### What is asked:
Below are some records. Say how many of their lines include the string "источники", giving only the number.

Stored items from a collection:
******************************

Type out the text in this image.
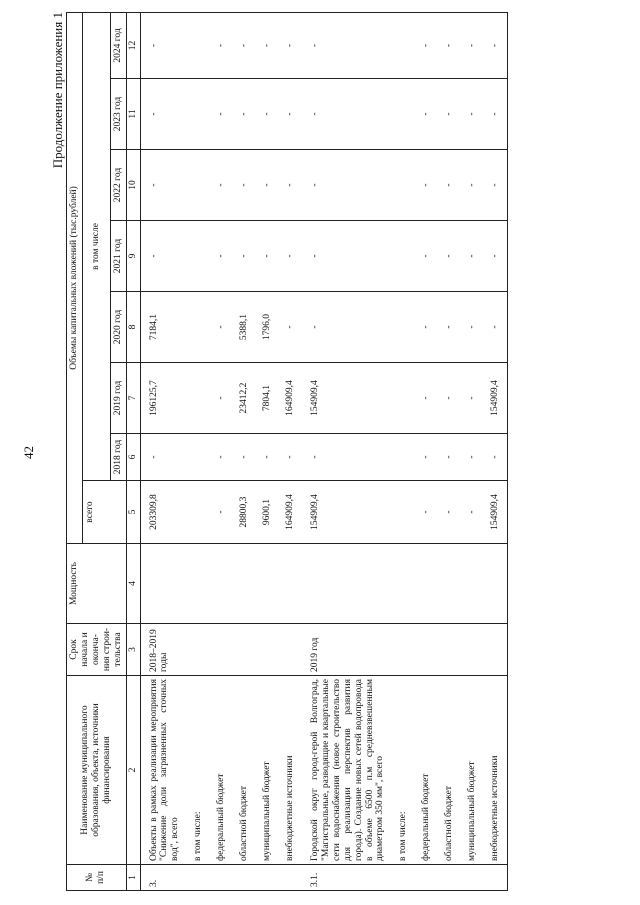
42
Продолжение приложения 1
№ п/п	Наименование муниципального образования, объекта, источники финансирования	Срок начала и оконча- ния строи- тельства	Мощность	Объемы капитальных вложений (тыс.рублей)							
				всего	в том числе						
					2018 год	2019 год	2020 год	2021 год	2022 год	2023 год	2024 год
1	2	3	4	5	6	7	8	9	10	11	12
3.	Объекты в рамках реализации мероприятия "Снижение доли загрязненных сточных вод", всего	2018–2019 годы		203309,8	-	196125,7	7184,1	-	-	-	-
	в том числе:										
	федеральный бюджет			-	-	-	-	-	-	-	-
	областной бюджет			28800,3	-	23412,2	5388,1	-	-	-	-
	муниципальный бюджет			9600,1	-	7804,1	1796,0	-	-	-	-
	внебюджетные источники			164909,4	-	164909,4	-	-	-	-	-
3.1.	Городской округ город-герой Волгоград, "Магистральные, разводящие и квартальные сети водоснабжения (новое строительство для реализации перспектив развития города). Создание новых сетей водопровода в объеме 6500 п.м средневзвешенным диаметром 350 мм", всего	2019 год		154909,4	-	154909,4	-	-	-	-	-
	в том числе:										
	федеральный бюджет			-	-	-	-	-	-	-	-
	областной бюджет			-	-	-	-	-	-	-	-
	муниципальный бюджет			-	-	-	-	-	-	-	-
	внебюджетные источники			154909,4	-	154909,4	-	-	-	-	-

******************************

### Correct output:
3